Data records
********
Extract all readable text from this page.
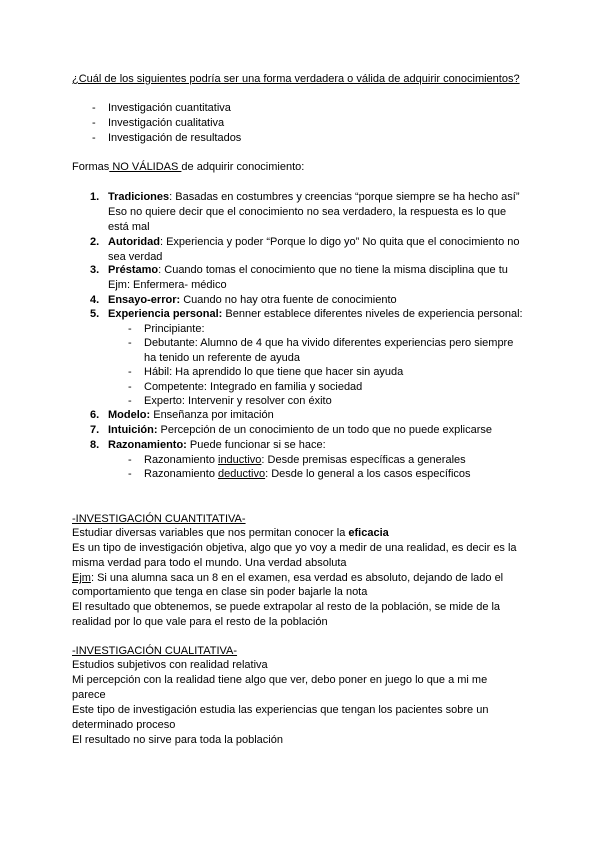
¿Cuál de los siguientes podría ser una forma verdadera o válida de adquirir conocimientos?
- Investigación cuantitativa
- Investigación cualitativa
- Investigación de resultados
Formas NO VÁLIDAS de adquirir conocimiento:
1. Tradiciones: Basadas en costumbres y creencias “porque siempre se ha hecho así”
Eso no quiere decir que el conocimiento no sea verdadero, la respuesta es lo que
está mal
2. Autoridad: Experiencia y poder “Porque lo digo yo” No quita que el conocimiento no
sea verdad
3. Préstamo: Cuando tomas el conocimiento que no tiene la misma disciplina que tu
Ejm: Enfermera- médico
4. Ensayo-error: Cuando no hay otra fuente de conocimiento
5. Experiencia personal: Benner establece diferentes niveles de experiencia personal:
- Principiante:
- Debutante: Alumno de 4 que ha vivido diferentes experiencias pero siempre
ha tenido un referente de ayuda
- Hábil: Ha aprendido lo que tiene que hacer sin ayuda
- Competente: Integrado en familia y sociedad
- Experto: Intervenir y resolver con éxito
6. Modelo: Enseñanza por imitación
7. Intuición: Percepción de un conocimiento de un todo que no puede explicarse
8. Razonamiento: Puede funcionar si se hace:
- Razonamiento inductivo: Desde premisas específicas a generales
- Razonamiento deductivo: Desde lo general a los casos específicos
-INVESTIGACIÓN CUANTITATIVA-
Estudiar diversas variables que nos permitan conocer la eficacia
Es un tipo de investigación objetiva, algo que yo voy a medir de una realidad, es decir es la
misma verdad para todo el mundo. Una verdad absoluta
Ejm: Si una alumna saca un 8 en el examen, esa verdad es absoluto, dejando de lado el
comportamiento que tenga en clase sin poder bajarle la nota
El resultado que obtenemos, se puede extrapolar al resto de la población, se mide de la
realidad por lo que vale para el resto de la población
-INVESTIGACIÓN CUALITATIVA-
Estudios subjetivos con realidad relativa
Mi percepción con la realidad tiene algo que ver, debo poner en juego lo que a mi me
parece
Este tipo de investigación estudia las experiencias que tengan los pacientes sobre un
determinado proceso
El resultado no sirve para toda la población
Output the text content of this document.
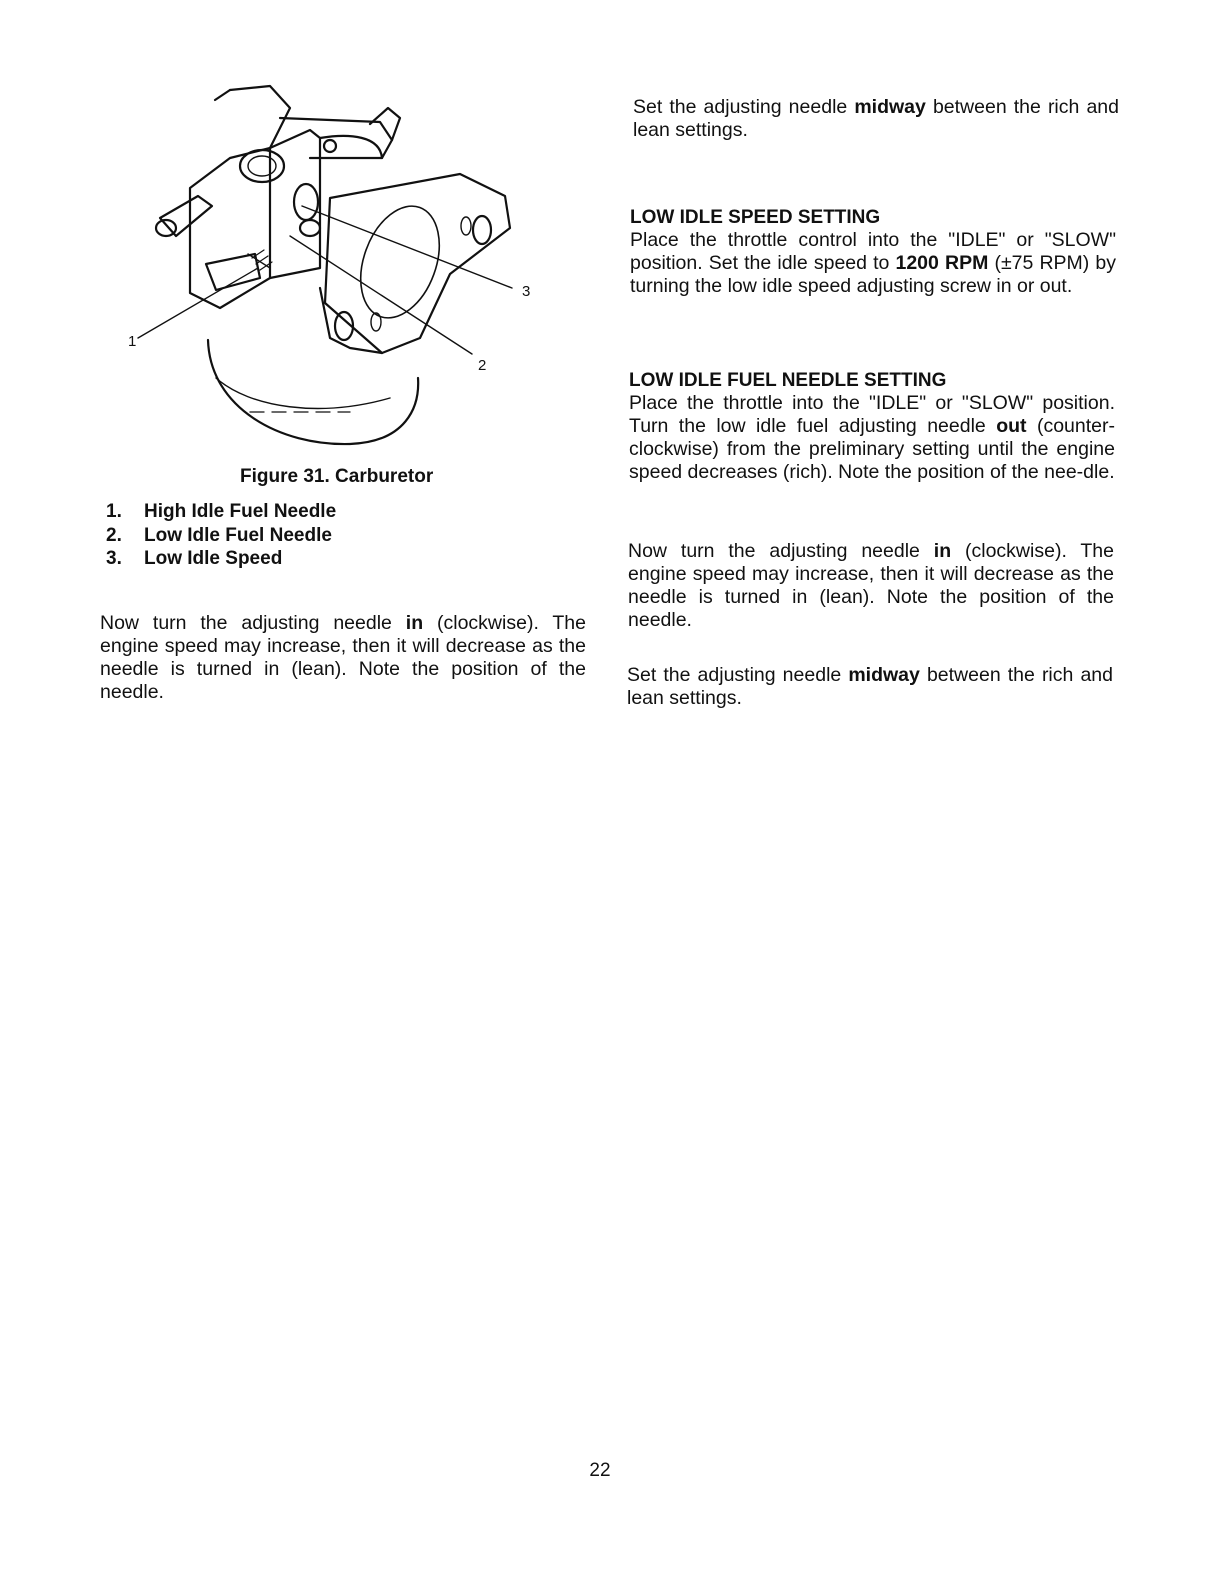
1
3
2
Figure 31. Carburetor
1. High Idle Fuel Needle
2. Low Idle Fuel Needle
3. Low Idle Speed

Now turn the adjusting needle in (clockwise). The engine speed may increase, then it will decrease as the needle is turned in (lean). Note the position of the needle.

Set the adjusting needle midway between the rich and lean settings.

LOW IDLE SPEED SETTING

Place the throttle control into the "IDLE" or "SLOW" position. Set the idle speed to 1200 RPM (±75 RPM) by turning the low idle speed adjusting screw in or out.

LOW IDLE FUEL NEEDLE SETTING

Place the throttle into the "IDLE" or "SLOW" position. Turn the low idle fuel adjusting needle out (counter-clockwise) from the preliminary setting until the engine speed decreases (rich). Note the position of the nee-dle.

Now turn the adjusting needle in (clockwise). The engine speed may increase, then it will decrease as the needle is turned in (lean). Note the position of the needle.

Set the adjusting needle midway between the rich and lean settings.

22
********
* EXERCISE DETAILS *
In the entries above, locate every line with the word "throttle" and copy it.

* EXERCISE OUTPUT *
Place the throttle control into the "IDLE" or "SLOW" position. Set the idle speed to 1200 RPM (±75 RPM) by turning the low idle speed adjusting screw in or out.
Place the throttle into the "IDLE" or "SLOW" position. Turn the low idle fuel adjusting needle out (counter-clockwise) from the preliminary setting until the engine speed decreases (rich). Note the position of the nee-dle.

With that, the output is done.